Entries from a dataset
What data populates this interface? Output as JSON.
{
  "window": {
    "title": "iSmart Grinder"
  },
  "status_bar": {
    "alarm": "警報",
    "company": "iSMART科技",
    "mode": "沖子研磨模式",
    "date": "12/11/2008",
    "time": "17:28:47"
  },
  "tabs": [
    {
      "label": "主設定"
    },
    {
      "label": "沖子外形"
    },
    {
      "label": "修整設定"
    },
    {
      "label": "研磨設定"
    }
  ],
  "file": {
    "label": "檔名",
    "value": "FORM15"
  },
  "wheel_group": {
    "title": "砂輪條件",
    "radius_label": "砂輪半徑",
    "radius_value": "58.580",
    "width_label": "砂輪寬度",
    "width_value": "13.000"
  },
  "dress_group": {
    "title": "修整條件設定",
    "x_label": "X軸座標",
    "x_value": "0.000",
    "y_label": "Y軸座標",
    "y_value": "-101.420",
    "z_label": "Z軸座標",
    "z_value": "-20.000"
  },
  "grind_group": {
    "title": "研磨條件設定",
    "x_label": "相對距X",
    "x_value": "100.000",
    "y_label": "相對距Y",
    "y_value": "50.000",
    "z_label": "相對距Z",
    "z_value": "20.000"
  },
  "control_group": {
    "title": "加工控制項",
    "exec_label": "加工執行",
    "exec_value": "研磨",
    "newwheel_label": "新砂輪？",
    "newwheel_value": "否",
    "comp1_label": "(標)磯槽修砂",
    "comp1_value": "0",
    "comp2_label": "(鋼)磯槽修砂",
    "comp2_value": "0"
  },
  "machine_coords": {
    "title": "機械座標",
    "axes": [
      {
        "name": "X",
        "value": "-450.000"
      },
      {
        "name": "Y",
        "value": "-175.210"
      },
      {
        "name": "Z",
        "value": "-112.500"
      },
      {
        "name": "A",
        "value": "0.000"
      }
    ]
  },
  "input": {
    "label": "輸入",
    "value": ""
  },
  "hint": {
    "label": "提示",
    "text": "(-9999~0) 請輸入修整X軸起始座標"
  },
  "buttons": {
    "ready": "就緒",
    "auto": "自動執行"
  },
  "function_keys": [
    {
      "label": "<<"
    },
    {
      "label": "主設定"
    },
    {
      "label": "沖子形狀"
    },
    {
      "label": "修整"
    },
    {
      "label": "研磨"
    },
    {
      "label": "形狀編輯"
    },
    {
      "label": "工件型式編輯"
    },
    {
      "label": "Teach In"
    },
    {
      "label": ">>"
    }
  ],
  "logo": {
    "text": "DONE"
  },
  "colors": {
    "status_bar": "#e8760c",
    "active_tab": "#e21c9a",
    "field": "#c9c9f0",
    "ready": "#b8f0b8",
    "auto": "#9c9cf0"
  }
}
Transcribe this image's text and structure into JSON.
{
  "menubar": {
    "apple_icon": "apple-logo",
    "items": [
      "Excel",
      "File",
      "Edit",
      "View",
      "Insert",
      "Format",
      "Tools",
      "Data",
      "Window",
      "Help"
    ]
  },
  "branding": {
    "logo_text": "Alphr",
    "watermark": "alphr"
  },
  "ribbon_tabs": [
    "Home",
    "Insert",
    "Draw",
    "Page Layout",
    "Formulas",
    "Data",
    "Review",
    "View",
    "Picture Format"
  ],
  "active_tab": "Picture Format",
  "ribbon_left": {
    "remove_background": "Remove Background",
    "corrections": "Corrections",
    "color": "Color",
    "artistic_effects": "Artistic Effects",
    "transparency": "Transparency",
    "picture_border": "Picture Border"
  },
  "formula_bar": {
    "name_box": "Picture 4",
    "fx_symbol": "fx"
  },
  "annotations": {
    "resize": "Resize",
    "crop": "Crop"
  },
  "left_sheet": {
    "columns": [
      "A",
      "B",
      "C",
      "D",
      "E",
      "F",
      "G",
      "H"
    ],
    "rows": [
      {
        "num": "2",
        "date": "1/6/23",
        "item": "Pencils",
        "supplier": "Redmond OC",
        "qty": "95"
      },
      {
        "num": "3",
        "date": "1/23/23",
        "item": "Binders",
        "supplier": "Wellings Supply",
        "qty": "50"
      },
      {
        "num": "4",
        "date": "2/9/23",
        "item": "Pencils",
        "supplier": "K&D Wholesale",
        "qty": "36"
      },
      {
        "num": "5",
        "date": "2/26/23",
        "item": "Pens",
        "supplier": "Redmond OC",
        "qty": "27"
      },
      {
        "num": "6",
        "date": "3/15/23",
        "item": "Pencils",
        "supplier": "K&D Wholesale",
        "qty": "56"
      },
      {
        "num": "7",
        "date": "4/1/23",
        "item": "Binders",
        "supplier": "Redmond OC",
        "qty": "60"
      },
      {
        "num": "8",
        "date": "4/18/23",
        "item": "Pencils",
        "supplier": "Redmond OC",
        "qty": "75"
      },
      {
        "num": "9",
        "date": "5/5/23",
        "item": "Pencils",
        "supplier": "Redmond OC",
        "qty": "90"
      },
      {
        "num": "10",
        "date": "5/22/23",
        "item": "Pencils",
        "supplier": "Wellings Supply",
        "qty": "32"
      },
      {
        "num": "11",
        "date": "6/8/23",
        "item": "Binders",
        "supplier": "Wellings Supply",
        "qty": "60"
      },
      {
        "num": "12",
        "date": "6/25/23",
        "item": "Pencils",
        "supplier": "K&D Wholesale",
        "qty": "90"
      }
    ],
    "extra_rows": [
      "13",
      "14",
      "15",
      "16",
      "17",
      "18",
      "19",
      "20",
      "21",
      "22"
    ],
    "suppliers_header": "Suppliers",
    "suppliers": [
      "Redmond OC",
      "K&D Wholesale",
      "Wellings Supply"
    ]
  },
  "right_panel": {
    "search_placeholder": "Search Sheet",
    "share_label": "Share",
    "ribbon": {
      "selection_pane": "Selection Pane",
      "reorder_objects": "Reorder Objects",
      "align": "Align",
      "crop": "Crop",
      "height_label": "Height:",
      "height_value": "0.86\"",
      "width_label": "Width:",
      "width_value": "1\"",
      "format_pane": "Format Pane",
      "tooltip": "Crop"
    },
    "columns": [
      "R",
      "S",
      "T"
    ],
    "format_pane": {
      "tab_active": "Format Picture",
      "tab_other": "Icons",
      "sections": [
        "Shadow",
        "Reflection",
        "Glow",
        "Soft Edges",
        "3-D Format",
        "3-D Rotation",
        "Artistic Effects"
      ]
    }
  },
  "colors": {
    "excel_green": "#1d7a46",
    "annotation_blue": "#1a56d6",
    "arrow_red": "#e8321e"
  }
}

Instruction -
Exactly reproduce all of the entries.

Answer -
What data populates this interface? Output as JSON.
{
  "window": {
    "title": "iSmart Grinder"
  },
  "status_bar": {
    "alarm": "警報",
    "company": "iSMART科技",
    "mode": "沖子研磨模式",
    "date": "12/11/2008",
    "time": "17:28:47"
  },
  "tabs": [
    {
      "label": "主設定"
    },
    {
      "label": "沖子外形"
    },
    {
      "label": "修整設定"
    },
    {
      "label": "研磨設定"
    }
  ],
  "file": {
    "label": "檔名",
    "value": "FORM15"
  },
  "wheel_group": {
    "title": "砂輪條件",
    "radius_label": "砂輪半徑",
    "radius_value": "58.580",
    "width_label": "砂輪寬度",
    "width_value": "13.000"
  },
  "dress_group": {
    "title": "修整條件設定",
    "x_label": "X軸座標",
    "x_value": "0.000",
    "y_label": "Y軸座標",
    "y_value": "-101.420",
    "z_label": "Z軸座標",
    "z_value": "-20.000"
  },
  "grind_group": {
    "title": "研磨條件設定",
    "x_label": "相對距X",
    "x_value": "100.000",
    "y_label": "相對距Y",
    "y_value": "50.000",
    "z_label": "相對距Z",
    "z_value": "20.000"
  },
  "control_group": {
    "title": "加工控制項",
    "exec_label": "加工執行",
    "exec_value": "研磨",
    "newwheel_label": "新砂輪？",
    "newwheel_value": "否",
    "comp1_label": "(標)磯槽修砂",
    "comp1_value": "0",
    "comp2_label": "(鋼)磯槽修砂",
    "comp2_value": "0"
  },
  "machine_coords": {
    "title": "機械座標",
    "axes": [
      {
        "name": "X",
        "value": "-450.000"
      },
      {
        "name": "Y",
        "value": "-175.210"
      },
      {
        "name": "Z",
        "value": "-112.500"
      },
      {
        "name": "A",
        "value": "0.000"
      }
    ]
  },
  "input": {
    "label": "輸入",
    "value": ""
  },
  "hint": {
    "label": "提示",
    "text": "(-9999~0) 請輸入修整X軸起始座標"
  },
  "buttons": {
    "ready": "就緒",
    "auto": "自動執行"
  },
  "function_keys": [
    {
      "label": "<<"
    },
    {
      "label": "主設定"
    },
    {
      "label": "沖子形狀"
    },
    {
      "label": "修整"
    },
    {
      "label": "研磨"
    },
    {
      "label": "形狀編輯"
    },
    {
      "label": "工件型式編輯"
    },
    {
      "label": "Teach In"
    },
    {
      "label": ">>"
    }
  ],
  "logo": {
    "text": "DONE"
  },
  "colors": {
    "status_bar": "#e8760c",
    "active_tab": "#e21c9a",
    "field": "#c9c9f0",
    "ready": "#b8f0b8",
    "auto": "#9c9cf0"
  }
}
Transcribe this image's text and structure into JSON.
{
  "menubar": {
    "apple_icon": "apple-logo",
    "items": [
      "Excel",
      "File",
      "Edit",
      "View",
      "Insert",
      "Format",
      "Tools",
      "Data",
      "Window",
      "Help"
    ]
  },
  "branding": {
    "logo_text": "Alphr",
    "watermark": "alphr"
  },
  "ribbon_tabs": [
    "Home",
    "Insert",
    "Draw",
    "Page Layout",
    "Formulas",
    "Data",
    "Review",
    "View",
    "Picture Format"
  ],
  "active_tab": "Picture Format",
  "ribbon_left": {
    "remove_background": "Remove Background",
    "corrections": "Corrections",
    "color": "Color",
    "artistic_effects": "Artistic Effects",
    "transparency": "Transparency",
    "picture_border": "Picture Border"
  },
  "formula_bar": {
    "name_box": "Picture 4",
    "fx_symbol": "fx"
  },
  "annotations": {
    "resize": "Resize",
    "crop": "Crop"
  },
  "left_sheet": {
    "columns": [
      "A",
      "B",
      "C",
      "D",
      "E",
      "F",
      "G",
      "H"
    ],
    "rows": [
      {
        "num": "2",
        "date": "1/6/23",
        "item": "Pencils",
        "supplier": "Redmond OC",
        "qty": "95"
      },
      {
        "num": "3",
        "date": "1/23/23",
        "item": "Binders",
        "supplier": "Wellings Supply",
        "qty": "50"
      },
      {
        "num": "4",
        "date": "2/9/23",
        "item": "Pencils",
        "supplier": "K&D Wholesale",
        "qty": "36"
      },
      {
        "num": "5",
        "date": "2/26/23",
        "item": "Pens",
        "supplier": "Redmond OC",
        "qty": "27"
      },
      {
        "num": "6",
        "date": "3/15/23",
        "item": "Pencils",
        "supplier": "K&D Wholesale",
        "qty": "56"
      },
      {
        "num": "7",
        "date": "4/1/23",
        "item": "Binders",
        "supplier": "Redmond OC",
        "qty": "60"
      },
      {
        "num": "8",
        "date": "4/18/23",
        "item": "Pencils",
        "supplier": "Redmond OC",
        "qty": "75"
      },
      {
        "num": "9",
        "date": "5/5/23",
        "item": "Pencils",
        "supplier": "Redmond OC",
        "qty": "90"
      },
      {
        "num": "10",
        "date": "5/22/23",
        "item": "Pencils",
        "supplier": "Wellings Supply",
        "qty": "32"
      },
      {
        "num": "11",
        "date": "6/8/23",
        "item": "Binders",
        "supplier": "Wellings Supply",
        "qty": "60"
      },
      {
        "num": "12",
        "date": "6/25/23",
        "item": "Pencils",
        "supplier": "K&D Wholesale",
        "qty": "90"
      }
    ],
    "extra_rows": [
      "13",
      "14",
      "15",
      "16",
      "17",
      "18",
      "19",
      "20",
      "21",
      "22"
    ],
    "suppliers_header": "Suppliers",
    "suppliers": [
      "Redmond OC",
      "K&D Wholesale",
      "Wellings Supply"
    ]
  },
  "right_panel": {
    "search_placeholder": "Search Sheet",
    "share_label": "Share",
    "ribbon": {
      "selection_pane": "Selection Pane",
      "reorder_objects": "Reorder Objects",
      "align": "Align",
      "crop": "Crop",
      "height_label": "Height:",
      "height_value": "0.86\"",
      "width_label": "Width:",
      "width_value": "1\"",
      "format_pane": "Format Pane",
      "tooltip": "Crop"
    },
    "columns": [
      "R",
      "S",
      "T"
    ],
    "format_pane": {
      "tab_active": "Format Picture",
      "tab_other": "Icons",
      "sections": [
        "Shadow",
        "Reflection",
        "Glow",
        "Soft Edges",
        "3-D Format",
        "3-D Rotation",
        "Artistic Effects"
      ]
    }
  },
  "colors": {
    "excel_green": "#1d7a46",
    "annotation_blue": "#1a56d6",
    "arrow_red": "#e8321e"
  }
}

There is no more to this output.